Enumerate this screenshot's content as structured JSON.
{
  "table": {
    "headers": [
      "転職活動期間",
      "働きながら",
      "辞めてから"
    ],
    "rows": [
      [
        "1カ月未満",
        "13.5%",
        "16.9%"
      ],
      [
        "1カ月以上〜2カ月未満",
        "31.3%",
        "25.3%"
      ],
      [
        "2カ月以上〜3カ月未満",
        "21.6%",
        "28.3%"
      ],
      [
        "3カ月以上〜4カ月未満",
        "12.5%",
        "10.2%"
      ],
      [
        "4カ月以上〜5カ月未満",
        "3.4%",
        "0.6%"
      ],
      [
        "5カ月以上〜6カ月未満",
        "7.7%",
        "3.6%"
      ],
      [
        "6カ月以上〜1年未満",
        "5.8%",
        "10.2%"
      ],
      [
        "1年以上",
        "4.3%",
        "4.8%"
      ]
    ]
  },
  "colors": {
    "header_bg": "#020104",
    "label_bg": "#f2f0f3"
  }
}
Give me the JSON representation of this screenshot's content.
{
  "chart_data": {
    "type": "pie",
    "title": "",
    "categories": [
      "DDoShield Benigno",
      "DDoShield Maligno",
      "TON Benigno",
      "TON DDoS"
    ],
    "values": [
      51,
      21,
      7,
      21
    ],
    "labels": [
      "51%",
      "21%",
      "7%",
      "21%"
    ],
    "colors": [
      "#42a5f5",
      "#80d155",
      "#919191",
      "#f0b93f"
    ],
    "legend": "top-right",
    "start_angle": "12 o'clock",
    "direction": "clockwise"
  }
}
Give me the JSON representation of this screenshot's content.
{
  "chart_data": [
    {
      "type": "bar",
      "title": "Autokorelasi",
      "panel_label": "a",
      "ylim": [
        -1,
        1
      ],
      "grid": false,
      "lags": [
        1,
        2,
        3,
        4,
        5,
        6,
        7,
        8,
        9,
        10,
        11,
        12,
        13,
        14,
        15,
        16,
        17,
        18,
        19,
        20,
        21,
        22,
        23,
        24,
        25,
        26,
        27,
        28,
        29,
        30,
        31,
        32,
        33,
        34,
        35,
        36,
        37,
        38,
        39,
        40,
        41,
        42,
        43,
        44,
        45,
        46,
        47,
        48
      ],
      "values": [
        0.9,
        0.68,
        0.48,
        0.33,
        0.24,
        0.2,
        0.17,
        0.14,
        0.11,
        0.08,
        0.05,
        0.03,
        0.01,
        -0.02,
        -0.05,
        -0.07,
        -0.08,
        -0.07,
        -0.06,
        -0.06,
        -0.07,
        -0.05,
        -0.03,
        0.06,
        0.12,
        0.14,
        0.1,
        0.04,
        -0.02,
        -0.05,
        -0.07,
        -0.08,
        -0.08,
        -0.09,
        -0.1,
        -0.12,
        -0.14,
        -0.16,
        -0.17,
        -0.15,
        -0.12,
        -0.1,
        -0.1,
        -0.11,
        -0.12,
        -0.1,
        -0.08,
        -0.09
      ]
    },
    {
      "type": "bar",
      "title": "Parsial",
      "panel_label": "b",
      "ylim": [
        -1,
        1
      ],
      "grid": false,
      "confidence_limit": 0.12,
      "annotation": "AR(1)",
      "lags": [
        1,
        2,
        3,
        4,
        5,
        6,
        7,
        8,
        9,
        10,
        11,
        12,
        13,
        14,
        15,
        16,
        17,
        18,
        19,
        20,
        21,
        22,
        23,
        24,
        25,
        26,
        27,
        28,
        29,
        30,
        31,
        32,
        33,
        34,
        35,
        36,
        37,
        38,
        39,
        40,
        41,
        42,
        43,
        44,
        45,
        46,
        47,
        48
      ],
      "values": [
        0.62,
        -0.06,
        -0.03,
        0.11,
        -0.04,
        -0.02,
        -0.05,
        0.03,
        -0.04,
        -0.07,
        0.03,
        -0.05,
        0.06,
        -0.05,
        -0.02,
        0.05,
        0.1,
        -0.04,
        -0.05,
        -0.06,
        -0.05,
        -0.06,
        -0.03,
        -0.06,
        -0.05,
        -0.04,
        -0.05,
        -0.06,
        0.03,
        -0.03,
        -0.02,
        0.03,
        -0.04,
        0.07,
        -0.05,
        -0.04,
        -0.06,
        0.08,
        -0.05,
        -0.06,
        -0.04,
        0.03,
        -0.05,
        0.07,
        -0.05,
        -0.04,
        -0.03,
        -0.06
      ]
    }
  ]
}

### WRITTEN INSTRUCTION
Set down every line of the listing above again, exactly as given.

### RESULT FOR THIS EXERCISE
Enumerate this screenshot's content as structured JSON.
{
  "table": {
    "headers": [
      "転職活動期間",
      "働きながら",
      "辞めてから"
    ],
    "rows": [
      [
        "1カ月未満",
        "13.5%",
        "16.9%"
      ],
      [
        "1カ月以上〜2カ月未満",
        "31.3%",
        "25.3%"
      ],
      [
        "2カ月以上〜3カ月未満",
        "21.6%",
        "28.3%"
      ],
      [
        "3カ月以上〜4カ月未満",
        "12.5%",
        "10.2%"
      ],
      [
        "4カ月以上〜5カ月未満",
        "3.4%",
        "0.6%"
      ],
      [
        "5カ月以上〜6カ月未満",
        "7.7%",
        "3.6%"
      ],
      [
        "6カ月以上〜1年未満",
        "5.8%",
        "10.2%"
      ],
      [
        "1年以上",
        "4.3%",
        "4.8%"
      ]
    ]
  },
  "colors": {
    "header_bg": "#020104",
    "label_bg": "#f2f0f3"
  }
}
Give me the JSON representation of this screenshot's content.
{
  "chart_data": {
    "type": "pie",
    "title": "",
    "categories": [
      "DDoShield Benigno",
      "DDoShield Maligno",
      "TON Benigno",
      "TON DDoS"
    ],
    "values": [
      51,
      21,
      7,
      21
    ],
    "labels": [
      "51%",
      "21%",
      "7%",
      "21%"
    ],
    "colors": [
      "#42a5f5",
      "#80d155",
      "#919191",
      "#f0b93f"
    ],
    "legend": "top-right",
    "start_angle": "12 o'clock",
    "direction": "clockwise"
  }
}
Give me the JSON representation of this screenshot's content.
{
  "chart_data": [
    {
      "type": "bar",
      "title": "Autokorelasi",
      "panel_label": "a",
      "ylim": [
        -1,
        1
      ],
      "grid": false,
      "lags": [
        1,
        2,
        3,
        4,
        5,
        6,
        7,
        8,
        9,
        10,
        11,
        12,
        13,
        14,
        15,
        16,
        17,
        18,
        19,
        20,
        21,
        22,
        23,
        24,
        25,
        26,
        27,
        28,
        29,
        30,
        31,
        32,
        33,
        34,
        35,
        36,
        37,
        38,
        39,
        40,
        41,
        42,
        43,
        44,
        45,
        46,
        47,
        48
      ],
      "values": [
        0.9,
        0.68,
        0.48,
        0.33,
        0.24,
        0.2,
        0.17,
        0.14,
        0.11,
        0.08,
        0.05,
        0.03,
        0.01,
        -0.02,
        -0.05,
        -0.07,
        -0.08,
        -0.07,
        -0.06,
        -0.06,
        -0.07,
        -0.05,
        -0.03,
        0.06,
        0.12,
        0.14,
        0.1,
        0.04,
        -0.02,
        -0.05,
        -0.07,
        -0.08,
        -0.08,
        -0.09,
        -0.1,
        -0.12,
        -0.14,
        -0.16,
        -0.17,
        -0.15,
        -0.12,
        -0.1,
        -0.1,
        -0.11,
        -0.12,
        -0.1,
        -0.08,
        -0.09
      ]
    },
    {
      "type": "bar",
      "title": "Parsial",
      "panel_label": "b",
      "ylim": [
        -1,
        1
      ],
      "grid": false,
      "confidence_limit": 0.12,
      "annotation": "AR(1)",
      "lags": [
        1,
        2,
        3,
        4,
        5,
        6,
        7,
        8,
        9,
        10,
        11,
        12,
        13,
        14,
        15,
        16,
        17,
        18,
        19,
        20,
        21,
        22,
        23,
        24,
        25,
        26,
        27,
        28,
        29,
        30,
        31,
        32,
        33,
        34,
        35,
        36,
        37,
        38,
        39,
        40,
        41,
        42,
        43,
        44,
        45,
        46,
        47,
        48
      ],
      "values": [
        0.62,
        -0.06,
        -0.03,
        0.11,
        -0.04,
        -0.02,
        -0.05,
        0.03,
        -0.04,
        -0.07,
        0.03,
        -0.05,
        0.06,
        -0.05,
        -0.02,
        0.05,
        0.1,
        -0.04,
        -0.05,
        -0.06,
        -0.05,
        -0.06,
        -0.03,
        -0.06,
        -0.05,
        -0.04,
        -0.05,
        -0.06,
        0.03,
        -0.03,
        -0.02,
        0.03,
        -0.04,
        0.07,
        -0.05,
        -0.04,
        -0.06,
        0.08,
        -0.05,
        -0.06,
        -0.04,
        0.03,
        -0.05,
        0.07,
        -0.05,
        -0.04,
        -0.03,
        -0.06
      ]
    }
  ]
}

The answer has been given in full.